Exercise brief>
Below are some records; reproduce every one of them exactly.

Supplied data>

------------------------------------

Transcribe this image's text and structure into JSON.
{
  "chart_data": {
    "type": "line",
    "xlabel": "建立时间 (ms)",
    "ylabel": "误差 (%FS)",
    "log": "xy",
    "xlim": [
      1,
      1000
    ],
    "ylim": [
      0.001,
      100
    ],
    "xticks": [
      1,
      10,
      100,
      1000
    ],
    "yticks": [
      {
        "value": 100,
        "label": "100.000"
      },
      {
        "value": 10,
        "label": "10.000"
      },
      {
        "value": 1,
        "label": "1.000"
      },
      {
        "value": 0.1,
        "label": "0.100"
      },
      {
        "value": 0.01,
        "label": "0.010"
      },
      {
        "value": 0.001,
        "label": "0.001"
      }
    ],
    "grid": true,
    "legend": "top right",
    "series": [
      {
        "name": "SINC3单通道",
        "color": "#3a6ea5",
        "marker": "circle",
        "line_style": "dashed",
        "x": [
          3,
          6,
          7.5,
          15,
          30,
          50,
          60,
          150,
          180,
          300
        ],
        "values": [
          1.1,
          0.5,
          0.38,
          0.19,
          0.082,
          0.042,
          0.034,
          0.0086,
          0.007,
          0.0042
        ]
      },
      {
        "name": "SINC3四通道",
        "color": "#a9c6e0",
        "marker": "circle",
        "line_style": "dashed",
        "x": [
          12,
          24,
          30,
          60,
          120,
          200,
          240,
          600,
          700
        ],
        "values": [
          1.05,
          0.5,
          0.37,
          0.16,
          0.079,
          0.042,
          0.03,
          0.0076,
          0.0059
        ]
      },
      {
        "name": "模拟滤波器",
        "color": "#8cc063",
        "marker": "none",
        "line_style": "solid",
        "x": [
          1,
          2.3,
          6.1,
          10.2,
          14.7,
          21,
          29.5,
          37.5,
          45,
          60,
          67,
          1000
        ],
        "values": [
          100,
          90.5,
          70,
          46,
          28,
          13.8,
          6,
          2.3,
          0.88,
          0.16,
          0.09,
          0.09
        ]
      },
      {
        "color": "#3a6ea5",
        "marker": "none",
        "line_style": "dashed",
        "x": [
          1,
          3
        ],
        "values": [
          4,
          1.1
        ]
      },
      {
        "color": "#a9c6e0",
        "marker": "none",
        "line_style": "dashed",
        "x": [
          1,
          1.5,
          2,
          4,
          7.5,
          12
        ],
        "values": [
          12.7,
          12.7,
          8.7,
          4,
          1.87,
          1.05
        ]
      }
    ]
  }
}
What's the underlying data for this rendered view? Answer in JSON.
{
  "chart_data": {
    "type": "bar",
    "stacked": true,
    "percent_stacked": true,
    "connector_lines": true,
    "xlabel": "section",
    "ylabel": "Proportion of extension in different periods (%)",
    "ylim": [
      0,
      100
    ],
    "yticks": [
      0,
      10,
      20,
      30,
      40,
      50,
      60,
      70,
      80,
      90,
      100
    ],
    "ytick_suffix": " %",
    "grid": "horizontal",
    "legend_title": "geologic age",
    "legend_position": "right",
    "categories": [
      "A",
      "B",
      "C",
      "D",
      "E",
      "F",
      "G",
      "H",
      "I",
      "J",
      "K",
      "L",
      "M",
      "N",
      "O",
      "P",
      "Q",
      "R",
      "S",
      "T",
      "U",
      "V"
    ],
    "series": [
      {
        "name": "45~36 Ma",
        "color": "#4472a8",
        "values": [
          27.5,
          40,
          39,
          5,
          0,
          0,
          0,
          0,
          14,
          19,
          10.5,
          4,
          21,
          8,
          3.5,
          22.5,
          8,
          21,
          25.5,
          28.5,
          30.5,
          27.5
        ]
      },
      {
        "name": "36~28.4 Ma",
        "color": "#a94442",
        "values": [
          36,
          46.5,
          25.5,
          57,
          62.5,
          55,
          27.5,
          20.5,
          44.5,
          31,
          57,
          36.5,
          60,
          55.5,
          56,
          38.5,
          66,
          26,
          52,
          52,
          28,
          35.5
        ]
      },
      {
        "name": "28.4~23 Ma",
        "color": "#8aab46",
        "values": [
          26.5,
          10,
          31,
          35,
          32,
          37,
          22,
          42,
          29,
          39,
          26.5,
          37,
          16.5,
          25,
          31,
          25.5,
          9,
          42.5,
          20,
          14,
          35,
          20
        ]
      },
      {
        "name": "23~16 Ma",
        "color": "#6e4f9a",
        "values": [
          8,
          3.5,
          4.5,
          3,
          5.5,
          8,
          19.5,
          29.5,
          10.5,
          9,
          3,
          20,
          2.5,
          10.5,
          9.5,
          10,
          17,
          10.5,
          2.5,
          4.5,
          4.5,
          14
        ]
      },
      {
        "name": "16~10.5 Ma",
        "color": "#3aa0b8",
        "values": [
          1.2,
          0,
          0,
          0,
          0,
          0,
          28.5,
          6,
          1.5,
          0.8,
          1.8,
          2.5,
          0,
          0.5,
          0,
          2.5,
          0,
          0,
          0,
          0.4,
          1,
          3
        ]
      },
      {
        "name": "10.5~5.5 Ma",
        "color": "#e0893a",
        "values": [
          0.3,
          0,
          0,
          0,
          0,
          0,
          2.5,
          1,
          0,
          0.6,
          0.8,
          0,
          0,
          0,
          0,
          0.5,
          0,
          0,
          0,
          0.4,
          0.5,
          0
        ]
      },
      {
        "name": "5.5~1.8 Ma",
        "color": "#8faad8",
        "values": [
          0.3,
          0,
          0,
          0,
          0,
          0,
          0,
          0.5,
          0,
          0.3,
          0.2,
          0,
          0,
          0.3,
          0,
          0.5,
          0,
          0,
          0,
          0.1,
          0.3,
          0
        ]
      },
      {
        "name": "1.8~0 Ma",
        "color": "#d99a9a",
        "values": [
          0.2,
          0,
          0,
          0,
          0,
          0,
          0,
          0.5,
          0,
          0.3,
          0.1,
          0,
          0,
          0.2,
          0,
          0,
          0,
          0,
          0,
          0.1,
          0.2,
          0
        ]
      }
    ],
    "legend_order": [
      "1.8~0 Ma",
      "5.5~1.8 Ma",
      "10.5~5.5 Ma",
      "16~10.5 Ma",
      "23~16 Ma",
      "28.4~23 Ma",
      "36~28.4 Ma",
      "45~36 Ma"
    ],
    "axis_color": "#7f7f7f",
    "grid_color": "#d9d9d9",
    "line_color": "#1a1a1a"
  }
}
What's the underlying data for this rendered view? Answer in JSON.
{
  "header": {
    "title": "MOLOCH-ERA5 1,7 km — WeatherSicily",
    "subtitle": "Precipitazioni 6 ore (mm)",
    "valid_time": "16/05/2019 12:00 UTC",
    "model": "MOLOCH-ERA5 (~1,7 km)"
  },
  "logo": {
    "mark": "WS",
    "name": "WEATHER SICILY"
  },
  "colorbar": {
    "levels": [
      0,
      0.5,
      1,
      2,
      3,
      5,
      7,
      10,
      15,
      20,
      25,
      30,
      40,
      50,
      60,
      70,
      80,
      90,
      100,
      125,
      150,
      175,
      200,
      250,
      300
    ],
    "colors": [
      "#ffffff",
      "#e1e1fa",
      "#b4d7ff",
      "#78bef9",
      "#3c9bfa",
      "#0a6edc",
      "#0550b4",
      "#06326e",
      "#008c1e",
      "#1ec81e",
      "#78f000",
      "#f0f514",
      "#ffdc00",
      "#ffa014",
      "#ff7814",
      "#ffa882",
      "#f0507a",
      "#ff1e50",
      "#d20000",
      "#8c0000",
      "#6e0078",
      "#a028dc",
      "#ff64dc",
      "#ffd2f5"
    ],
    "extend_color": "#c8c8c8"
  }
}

------------------------------------

Written answer>
Transcribe this image's text and structure into JSON.
{
  "chart_data": {
    "type": "line",
    "xlabel": "建立时间 (ms)",
    "ylabel": "误差 (%FS)",
    "log": "xy",
    "xlim": [
      1,
      1000
    ],
    "ylim": [
      0.001,
      100
    ],
    "xticks": [
      1,
      10,
      100,
      1000
    ],
    "yticks": [
      {
        "value": 100,
        "label": "100.000"
      },
      {
        "value": 10,
        "label": "10.000"
      },
      {
        "value": 1,
        "label": "1.000"
      },
      {
        "value": 0.1,
        "label": "0.100"
      },
      {
        "value": 0.01,
        "label": "0.010"
      },
      {
        "value": 0.001,
        "label": "0.001"
      }
    ],
    "grid": true,
    "legend": "top right",
    "series": [
      {
        "name": "SINC3单通道",
        "color": "#3a6ea5",
        "marker": "circle",
        "line_style": "dashed",
        "x": [
          3,
          6,
          7.5,
          15,
          30,
          50,
          60,
          150,
          180,
          300
        ],
        "values": [
          1.1,
          0.5,
          0.38,
          0.19,
          0.082,
          0.042,
          0.034,
          0.0086,
          0.007,
          0.0042
        ]
      },
      {
        "name": "SINC3四通道",
        "color": "#a9c6e0",
        "marker": "circle",
        "line_style": "dashed",
        "x": [
          12,
          24,
          30,
          60,
          120,
          200,
          240,
          600,
          700
        ],
        "values": [
          1.05,
          0.5,
          0.37,
          0.16,
          0.079,
          0.042,
          0.03,
          0.0076,
          0.0059
        ]
      },
      {
        "name": "模拟滤波器",
        "color": "#8cc063",
        "marker": "none",
        "line_style": "solid",
        "x": [
          1,
          2.3,
          6.1,
          10.2,
          14.7,
          21,
          29.5,
          37.5,
          45,
          60,
          67,
          1000
        ],
        "values": [
          100,
          90.5,
          70,
          46,
          28,
          13.8,
          6,
          2.3,
          0.88,
          0.16,
          0.09,
          0.09
        ]
      },
      {
        "color": "#3a6ea5",
        "marker": "none",
        "line_style": "dashed",
        "x": [
          1,
          3
        ],
        "values": [
          4,
          1.1
        ]
      },
      {
        "color": "#a9c6e0",
        "marker": "none",
        "line_style": "dashed",
        "x": [
          1,
          1.5,
          2,
          4,
          7.5,
          12
        ],
        "values": [
          12.7,
          12.7,
          8.7,
          4,
          1.87,
          1.05
        ]
      }
    ]
  }
}
What's the underlying data for this rendered view? Answer in JSON.
{
  "chart_data": {
    "type": "bar",
    "stacked": true,
    "percent_stacked": true,
    "connector_lines": true,
    "xlabel": "section",
    "ylabel": "Proportion of extension in different periods (%)",
    "ylim": [
      0,
      100
    ],
    "yticks": [
      0,
      10,
      20,
      30,
      40,
      50,
      60,
      70,
      80,
      90,
      100
    ],
    "ytick_suffix": " %",
    "grid": "horizontal",
    "legend_title": "geologic age",
    "legend_position": "right",
    "categories": [
      "A",
      "B",
      "C",
      "D",
      "E",
      "F",
      "G",
      "H",
      "I",
      "J",
      "K",
      "L",
      "M",
      "N",
      "O",
      "P",
      "Q",
      "R",
      "S",
      "T",
      "U",
      "V"
    ],
    "series": [
      {
        "name": "45~36 Ma",
        "color": "#4472a8",
        "values": [
          27.5,
          40,
          39,
          5,
          0,
          0,
          0,
          0,
          14,
          19,
          10.5,
          4,
          21,
          8,
          3.5,
          22.5,
          8,
          21,
          25.5,
          28.5,
          30.5,
          27.5
        ]
      },
      {
        "name": "36~28.4 Ma",
        "color": "#a94442",
        "values": [
          36,
          46.5,
          25.5,
          57,
          62.5,
          55,
          27.5,
          20.5,
          44.5,
          31,
          57,
          36.5,
          60,
          55.5,
          56,
          38.5,
          66,
          26,
          52,
          52,
          28,
          35.5
        ]
      },
      {
        "name": "28.4~23 Ma",
        "color": "#8aab46",
        "values": [
          26.5,
          10,
          31,
          35,
          32,
          37,
          22,
          42,
          29,
          39,
          26.5,
          37,
          16.5,
          25,
          31,
          25.5,
          9,
          42.5,
          20,
          14,
          35,
          20
        ]
      },
      {
        "name": "23~16 Ma",
        "color": "#6e4f9a",
        "values": [
          8,
          3.5,
          4.5,
          3,
          5.5,
          8,
          19.5,
          29.5,
          10.5,
          9,
          3,
          20,
          2.5,
          10.5,
          9.5,
          10,
          17,
          10.5,
          2.5,
          4.5,
          4.5,
          14
        ]
      },
      {
        "name": "16~10.5 Ma",
        "color": "#3aa0b8",
        "values": [
          1.2,
          0,
          0,
          0,
          0,
          0,
          28.5,
          6,
          1.5,
          0.8,
          1.8,
          2.5,
          0,
          0.5,
          0,
          2.5,
          0,
          0,
          0,
          0.4,
          1,
          3
        ]
      },
      {
        "name": "10.5~5.5 Ma",
        "color": "#e0893a",
        "values": [
          0.3,
          0,
          0,
          0,
          0,
          0,
          2.5,
          1,
          0,
          0.6,
          0.8,
          0,
          0,
          0,
          0,
          0.5,
          0,
          0,
          0,
          0.4,
          0.5,
          0
        ]
      },
      {
        "name": "5.5~1.8 Ma",
        "color": "#8faad8",
        "values": [
          0.3,
          0,
          0,
          0,
          0,
          0,
          0,
          0.5,
          0,
          0.3,
          0.2,
          0,
          0,
          0.3,
          0,
          0.5,
          0,
          0,
          0,
          0.1,
          0.3,
          0
        ]
      },
      {
        "name": "1.8~0 Ma",
        "color": "#d99a9a",
        "values": [
          0.2,
          0,
          0,
          0,
          0,
          0,
          0,
          0.5,
          0,
          0.3,
          0.1,
          0,
          0,
          0.2,
          0,
          0,
          0,
          0,
          0,
          0.1,
          0.2,
          0
        ]
      }
    ],
    "legend_order": [
      "1.8~0 Ma",
      "5.5~1.8 Ma",
      "10.5~5.5 Ma",
      "16~10.5 Ma",
      "23~16 Ma",
      "28.4~23 Ma",
      "36~28.4 Ma",
      "45~36 Ma"
    ],
    "axis_color": "#7f7f7f",
    "grid_color": "#d9d9d9",
    "line_color": "#1a1a1a"
  }
}
What's the underlying data for this rendered view? Answer in JSON.
{
  "header": {
    "title": "MOLOCH-ERA5 1,7 km — WeatherSicily",
    "subtitle": "Precipitazioni 6 ore (mm)",
    "valid_time": "16/05/2019 12:00 UTC",
    "model": "MOLOCH-ERA5 (~1,7 km)"
  },
  "logo": {
    "mark": "WS",
    "name": "WEATHER SICILY"
  },
  "colorbar": {
    "levels": [
      0,
      0.5,
      1,
      2,
      3,
      5,
      7,
      10,
      15,
      20,
      25,
      30,
      40,
      50,
      60,
      70,
      80,
      90,
      100,
      125,
      150,
      175,
      200,
      250,
      300
    ],
    "colors": [
      "#ffffff",
      "#e1e1fa",
      "#b4d7ff",
      "#78bef9",
      "#3c9bfa",
      "#0a6edc",
      "#0550b4",
      "#06326e",
      "#008c1e",
      "#1ec81e",
      "#78f000",
      "#f0f514",
      "#ffdc00",
      "#ffa014",
      "#ff7814",
      "#ffa882",
      "#f0507a",
      "#ff1e50",
      "#d20000",
      "#8c0000",
      "#6e0078",
      "#a028dc",
      "#ff64dc",
      "#ffd2f5"
    ],
    "extend_color": "#c8c8c8"
  }
}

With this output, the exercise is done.